▼
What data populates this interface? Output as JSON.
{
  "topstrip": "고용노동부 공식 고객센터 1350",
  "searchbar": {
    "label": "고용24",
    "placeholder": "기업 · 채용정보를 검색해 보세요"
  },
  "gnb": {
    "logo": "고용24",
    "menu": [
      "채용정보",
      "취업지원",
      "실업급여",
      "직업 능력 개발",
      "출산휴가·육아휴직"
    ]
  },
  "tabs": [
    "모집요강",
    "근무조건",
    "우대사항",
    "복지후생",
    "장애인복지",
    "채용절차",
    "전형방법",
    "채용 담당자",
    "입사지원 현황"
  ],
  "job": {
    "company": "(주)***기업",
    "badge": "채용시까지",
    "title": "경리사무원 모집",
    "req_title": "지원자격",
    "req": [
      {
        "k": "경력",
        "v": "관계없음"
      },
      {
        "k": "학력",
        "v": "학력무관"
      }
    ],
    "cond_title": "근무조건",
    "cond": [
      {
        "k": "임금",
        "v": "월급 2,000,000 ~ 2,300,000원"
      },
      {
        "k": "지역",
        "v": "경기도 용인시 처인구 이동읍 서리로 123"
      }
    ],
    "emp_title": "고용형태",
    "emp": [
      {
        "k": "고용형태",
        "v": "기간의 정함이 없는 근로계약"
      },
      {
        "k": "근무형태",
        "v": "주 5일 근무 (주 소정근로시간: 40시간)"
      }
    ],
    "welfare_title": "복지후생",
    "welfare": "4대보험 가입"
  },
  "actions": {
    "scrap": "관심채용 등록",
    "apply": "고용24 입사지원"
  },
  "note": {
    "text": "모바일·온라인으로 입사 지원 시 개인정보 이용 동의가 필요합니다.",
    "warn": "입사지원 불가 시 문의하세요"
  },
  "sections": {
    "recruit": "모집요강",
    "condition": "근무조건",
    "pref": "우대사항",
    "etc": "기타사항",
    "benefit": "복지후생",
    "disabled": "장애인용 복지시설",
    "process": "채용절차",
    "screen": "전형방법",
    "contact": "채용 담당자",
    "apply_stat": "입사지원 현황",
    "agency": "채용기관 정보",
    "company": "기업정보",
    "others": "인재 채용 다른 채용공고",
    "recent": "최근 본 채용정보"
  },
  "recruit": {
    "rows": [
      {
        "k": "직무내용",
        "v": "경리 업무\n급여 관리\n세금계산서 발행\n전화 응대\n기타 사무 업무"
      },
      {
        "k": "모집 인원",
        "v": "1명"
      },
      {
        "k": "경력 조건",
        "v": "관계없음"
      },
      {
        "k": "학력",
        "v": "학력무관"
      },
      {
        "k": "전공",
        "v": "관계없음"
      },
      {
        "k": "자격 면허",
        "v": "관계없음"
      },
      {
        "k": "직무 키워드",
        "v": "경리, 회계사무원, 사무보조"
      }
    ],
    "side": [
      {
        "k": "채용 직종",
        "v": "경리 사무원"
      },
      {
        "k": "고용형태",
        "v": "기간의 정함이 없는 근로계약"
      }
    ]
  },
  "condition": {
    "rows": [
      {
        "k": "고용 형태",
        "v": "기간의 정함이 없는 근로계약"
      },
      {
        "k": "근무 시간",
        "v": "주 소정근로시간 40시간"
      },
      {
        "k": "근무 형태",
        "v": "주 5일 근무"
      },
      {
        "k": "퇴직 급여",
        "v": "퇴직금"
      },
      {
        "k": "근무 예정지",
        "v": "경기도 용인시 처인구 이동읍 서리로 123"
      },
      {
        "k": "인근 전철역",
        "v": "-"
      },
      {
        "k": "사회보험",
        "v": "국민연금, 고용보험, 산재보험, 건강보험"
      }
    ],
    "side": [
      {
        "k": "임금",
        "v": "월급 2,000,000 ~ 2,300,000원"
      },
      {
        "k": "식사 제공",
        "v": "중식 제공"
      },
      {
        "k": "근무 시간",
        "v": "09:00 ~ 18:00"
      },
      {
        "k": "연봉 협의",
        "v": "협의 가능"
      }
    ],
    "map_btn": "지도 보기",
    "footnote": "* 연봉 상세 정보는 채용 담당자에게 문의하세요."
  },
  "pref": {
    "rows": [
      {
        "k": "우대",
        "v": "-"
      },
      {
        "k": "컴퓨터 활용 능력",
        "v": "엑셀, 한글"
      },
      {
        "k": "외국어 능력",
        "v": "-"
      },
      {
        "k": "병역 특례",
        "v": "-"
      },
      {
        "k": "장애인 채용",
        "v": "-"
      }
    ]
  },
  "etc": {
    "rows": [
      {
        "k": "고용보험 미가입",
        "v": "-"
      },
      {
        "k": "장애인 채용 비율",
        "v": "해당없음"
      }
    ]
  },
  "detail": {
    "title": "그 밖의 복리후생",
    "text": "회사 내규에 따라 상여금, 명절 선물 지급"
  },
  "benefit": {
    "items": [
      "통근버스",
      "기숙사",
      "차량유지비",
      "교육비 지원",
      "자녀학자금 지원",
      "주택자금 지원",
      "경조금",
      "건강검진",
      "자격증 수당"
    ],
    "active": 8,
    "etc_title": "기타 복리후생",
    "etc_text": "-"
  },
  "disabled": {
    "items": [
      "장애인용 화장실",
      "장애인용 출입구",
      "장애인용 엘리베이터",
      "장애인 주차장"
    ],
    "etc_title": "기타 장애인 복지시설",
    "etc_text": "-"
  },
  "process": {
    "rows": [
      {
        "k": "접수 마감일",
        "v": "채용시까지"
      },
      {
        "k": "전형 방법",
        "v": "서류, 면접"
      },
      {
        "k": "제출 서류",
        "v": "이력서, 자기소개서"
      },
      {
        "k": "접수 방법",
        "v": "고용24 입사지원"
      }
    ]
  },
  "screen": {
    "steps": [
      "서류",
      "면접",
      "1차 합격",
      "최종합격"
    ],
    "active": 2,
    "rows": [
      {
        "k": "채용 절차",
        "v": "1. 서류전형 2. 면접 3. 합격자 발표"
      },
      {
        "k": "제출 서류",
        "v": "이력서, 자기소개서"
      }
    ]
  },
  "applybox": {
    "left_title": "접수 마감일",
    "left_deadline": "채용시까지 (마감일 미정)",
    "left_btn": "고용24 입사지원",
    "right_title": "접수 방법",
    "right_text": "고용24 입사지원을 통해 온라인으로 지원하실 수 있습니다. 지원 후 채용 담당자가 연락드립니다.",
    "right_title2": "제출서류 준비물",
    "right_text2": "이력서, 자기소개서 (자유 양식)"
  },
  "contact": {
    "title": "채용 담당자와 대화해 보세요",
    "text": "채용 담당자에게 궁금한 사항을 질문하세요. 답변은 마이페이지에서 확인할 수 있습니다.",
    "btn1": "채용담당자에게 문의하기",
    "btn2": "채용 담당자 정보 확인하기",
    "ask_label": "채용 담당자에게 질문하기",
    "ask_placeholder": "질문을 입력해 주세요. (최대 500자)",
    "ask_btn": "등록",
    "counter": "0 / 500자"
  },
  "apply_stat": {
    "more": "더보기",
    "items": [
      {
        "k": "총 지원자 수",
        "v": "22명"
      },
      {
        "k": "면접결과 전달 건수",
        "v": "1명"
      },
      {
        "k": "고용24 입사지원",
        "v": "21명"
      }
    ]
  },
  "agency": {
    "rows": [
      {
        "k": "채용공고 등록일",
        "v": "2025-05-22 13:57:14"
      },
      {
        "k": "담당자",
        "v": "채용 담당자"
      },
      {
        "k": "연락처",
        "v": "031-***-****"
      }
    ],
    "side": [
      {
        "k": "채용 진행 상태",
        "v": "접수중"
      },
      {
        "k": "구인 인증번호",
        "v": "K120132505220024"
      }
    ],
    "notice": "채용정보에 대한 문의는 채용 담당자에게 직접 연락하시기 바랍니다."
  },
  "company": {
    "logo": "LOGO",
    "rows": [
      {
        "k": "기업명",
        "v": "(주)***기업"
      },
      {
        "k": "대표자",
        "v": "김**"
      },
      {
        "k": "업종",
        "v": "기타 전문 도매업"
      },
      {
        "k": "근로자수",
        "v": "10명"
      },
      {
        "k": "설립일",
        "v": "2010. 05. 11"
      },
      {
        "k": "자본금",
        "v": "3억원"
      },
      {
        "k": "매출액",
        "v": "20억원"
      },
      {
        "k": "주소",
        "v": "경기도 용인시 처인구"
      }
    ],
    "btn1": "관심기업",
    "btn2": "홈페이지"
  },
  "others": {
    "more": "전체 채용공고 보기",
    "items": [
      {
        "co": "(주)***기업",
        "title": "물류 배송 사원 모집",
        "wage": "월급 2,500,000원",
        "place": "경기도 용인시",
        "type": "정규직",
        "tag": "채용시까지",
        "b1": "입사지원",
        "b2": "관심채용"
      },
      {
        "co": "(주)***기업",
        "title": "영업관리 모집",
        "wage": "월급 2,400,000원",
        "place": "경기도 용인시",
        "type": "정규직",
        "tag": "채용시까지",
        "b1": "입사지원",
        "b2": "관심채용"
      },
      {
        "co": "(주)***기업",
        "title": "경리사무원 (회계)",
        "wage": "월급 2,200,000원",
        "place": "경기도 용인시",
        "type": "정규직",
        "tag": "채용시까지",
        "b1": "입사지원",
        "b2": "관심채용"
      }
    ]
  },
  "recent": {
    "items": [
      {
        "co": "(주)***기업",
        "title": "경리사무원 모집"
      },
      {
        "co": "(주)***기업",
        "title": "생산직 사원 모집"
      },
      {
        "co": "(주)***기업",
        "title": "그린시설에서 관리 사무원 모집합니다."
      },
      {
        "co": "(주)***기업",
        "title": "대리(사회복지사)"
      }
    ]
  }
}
▲
__Written exercise__.
Read through the data and copy every line where "문의하세요" shows up.

__Written answer__.
    "warn": "입사지원 불가 시 문의하세요"
    "footnote": "* 연봉 상세 정보는 채용 담당자에게 문의하세요."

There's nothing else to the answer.